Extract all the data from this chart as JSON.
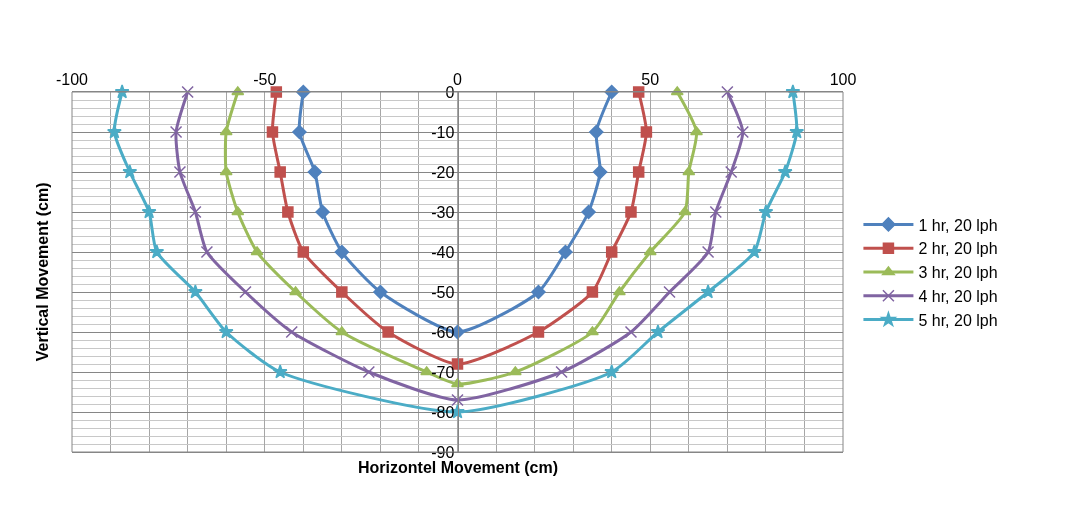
{
  "chart_data": {
    "type": "line",
    "xlabel": "Horizontel Movement (cm)",
    "ylabel": "Vertical Movement (cm)",
    "xlim": [
      -100,
      100
    ],
    "xticks": [
      -100,
      -50,
      0,
      50,
      100
    ],
    "ylim": [
      -90,
      0
    ],
    "yticks": [
      0,
      -10,
      -20,
      -30,
      -40,
      -50,
      -60,
      -70,
      -80,
      -90
    ],
    "grid": true,
    "legend": "right",
    "line_style": "solid",
    "series": [
      {
        "name": "1 hr, 20 lph",
        "color": "#4f81bd",
        "marker": "diamond",
        "x": [
          -40,
          -41,
          -37,
          -35,
          -30,
          -20,
          0,
          21,
          28,
          34,
          37,
          36,
          40
        ],
        "values": [
          0,
          -10,
          -20,
          -30,
          -40,
          -50,
          -60,
          -50,
          -40,
          -30,
          -20,
          -10,
          0
        ]
      },
      {
        "name": "2 hr, 20 lph",
        "color": "#c0504d",
        "marker": "square",
        "x": [
          -47,
          -48,
          -46,
          -44,
          -40,
          -30,
          -18,
          0,
          21,
          35,
          40,
          45,
          47,
          49,
          47
        ],
        "values": [
          0,
          -10,
          -20,
          -30,
          -40,
          -50,
          -60,
          -68,
          -60,
          -50,
          -40,
          -30,
          -20,
          -10,
          0
        ]
      },
      {
        "name": "3 hr, 20 lph",
        "color": "#9bbb59",
        "marker": "triangle",
        "x": [
          -57,
          -60,
          -60,
          -57,
          -52,
          -42,
          -30,
          -8,
          0,
          15,
          35,
          42,
          50,
          59,
          60,
          62,
          57
        ],
        "values": [
          0,
          -10,
          -20,
          -30,
          -40,
          -50,
          -60,
          -70,
          -73,
          -70,
          -60,
          -50,
          -40,
          -30,
          -20,
          -10,
          0
        ]
      },
      {
        "name": "4 hr, 20 lph",
        "color": "#8064a2",
        "marker": "cross",
        "x": [
          -70,
          -73,
          -72,
          -68,
          -65,
          -55,
          -43,
          -23,
          0,
          27,
          45,
          55,
          65,
          67,
          71,
          74,
          70
        ],
        "values": [
          0,
          -10,
          -20,
          -30,
          -40,
          -50,
          -60,
          -70,
          -77,
          -70,
          -60,
          -50,
          -40,
          -30,
          -20,
          -10,
          0
        ]
      },
      {
        "name": "5 hr, 20 lph",
        "color": "#4bacc6",
        "marker": "star",
        "x": [
          -87,
          -89,
          -85,
          -80,
          -78,
          -68,
          -60,
          -46,
          0,
          40,
          52,
          65,
          77,
          80,
          85,
          88,
          87
        ],
        "values": [
          0,
          -10,
          -20,
          -30,
          -40,
          -50,
          -60,
          -70,
          -80,
          -70,
          -60,
          -50,
          -40,
          -30,
          -20,
          -10,
          0
        ]
      }
    ]
  }
}
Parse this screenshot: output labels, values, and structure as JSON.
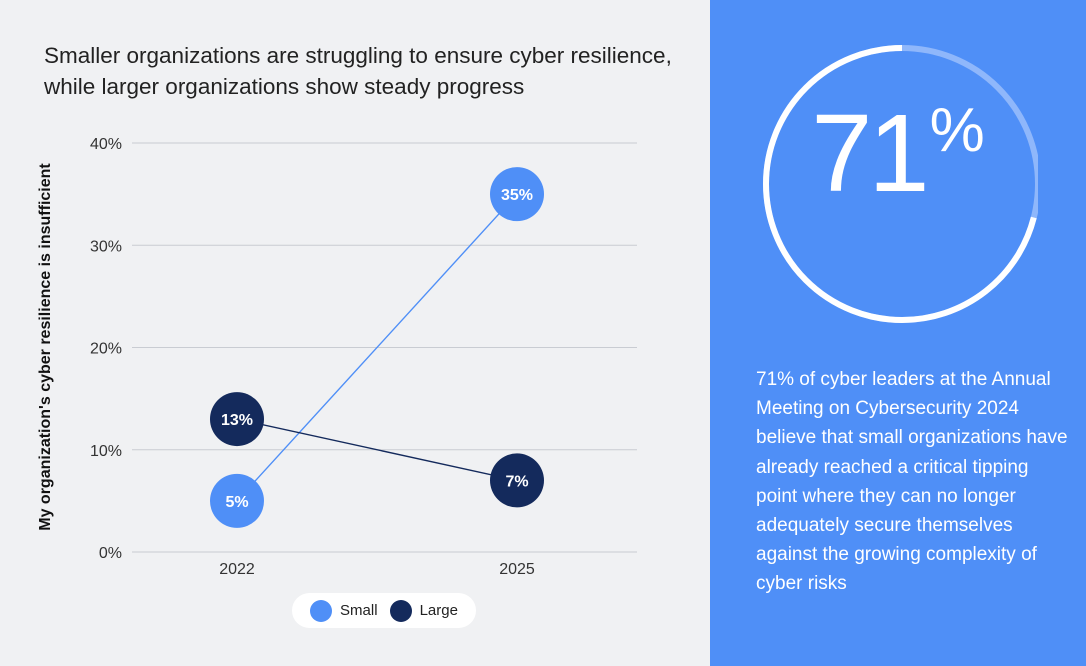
{
  "title": "Smaller organizations are struggling to ensure cyber resilience, while larger organizations show steady progress",
  "chart_data": {
    "type": "line",
    "title": "Smaller organizations are struggling to ensure cyber resilience, while larger organizations show steady progress",
    "xlabel": "",
    "ylabel": "My organization's cyber resilience is insufficient",
    "categories": [
      "2022",
      "2025"
    ],
    "yticks": [
      "0%",
      "10%",
      "20%",
      "30%",
      "40%"
    ],
    "ylim": [
      0,
      40
    ],
    "grid": true,
    "legend_position": "bottom",
    "series": [
      {
        "name": "Small",
        "values": [
          5,
          35
        ],
        "labels": [
          "5%",
          "35%"
        ],
        "color": "#4f8ff7"
      },
      {
        "name": "Large",
        "values": [
          13,
          7
        ],
        "labels": [
          "13%",
          "7%"
        ],
        "color": "#142a5c"
      }
    ]
  },
  "stat": {
    "value": "71",
    "unit": "%",
    "fraction": 0.71,
    "description": "71% of cyber leaders at the Annual Meeting on Cybersecurity 2024 believe that small organizations have already reached a critical tipping point where they can no longer adequately secure themselves against the growing complexity of cyber risks"
  },
  "colors": {
    "panel": "#4f8ff7",
    "small": "#4f8ff7",
    "large": "#142a5c",
    "grid": "#c9ccd2"
  }
}
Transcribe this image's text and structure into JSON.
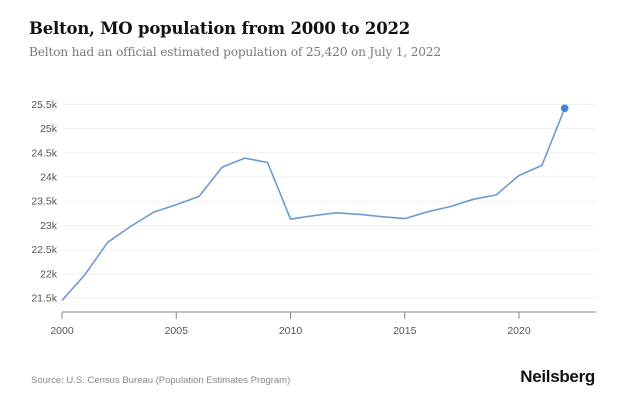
{
  "header": {
    "title": "Belton, MO population from 2000 to 2022",
    "subtitle": "Belton had an official estimated population of 25,420 on July 1, 2022"
  },
  "footer": {
    "source": "Source: U.S. Census Bureau (Population Estimates Program)",
    "brand": "Neilsberg"
  },
  "colors": {
    "line": "#6b9bd1",
    "highlight_dot": "#3d84e6",
    "grid": "#f0f0f0",
    "axis": "#888888"
  },
  "chart_data": {
    "type": "line",
    "title": "Belton, MO population from 2000 to 2022",
    "subtitle": "Belton had an official estimated population of 25,420 on July 1, 2022",
    "xlabel": "",
    "ylabel": "",
    "x": [
      2000,
      2001,
      2002,
      2003,
      2004,
      2005,
      2006,
      2007,
      2008,
      2009,
      2010,
      2011,
      2012,
      2013,
      2014,
      2015,
      2016,
      2017,
      2018,
      2019,
      2020,
      2021,
      2022
    ],
    "series": [
      {
        "name": "Population",
        "values": [
          21450,
          21980,
          22650,
          22980,
          23270,
          23430,
          23600,
          24200,
          24390,
          24300,
          23130,
          23200,
          23260,
          23230,
          23180,
          23140,
          23280,
          23390,
          23540,
          23630,
          24030,
          24240,
          25420
        ]
      }
    ],
    "highlight": {
      "x": 2022,
      "value": 25420
    },
    "xlim": [
      2000,
      2023.4
    ],
    "ylim": [
      21200,
      25600
    ],
    "xticks": [
      2000,
      2005,
      2010,
      2015,
      2020
    ],
    "xtick_labels": [
      "2000",
      "2005",
      "2010",
      "2015",
      "2020"
    ],
    "yticks": [
      21500,
      22000,
      22500,
      23000,
      23500,
      24000,
      24500,
      25000,
      25500
    ],
    "ytick_labels": [
      "21.5k",
      "22k",
      "22.5k",
      "23k",
      "23.5k",
      "24k",
      "24.5k",
      "25k",
      "25.5k"
    ],
    "grid": true,
    "legend": "none"
  }
}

▬▬▬▬▬▬

# Task to carry out:
How many lines of these entries hold the string "show"? Answer with the number alone.

# Correct result:
2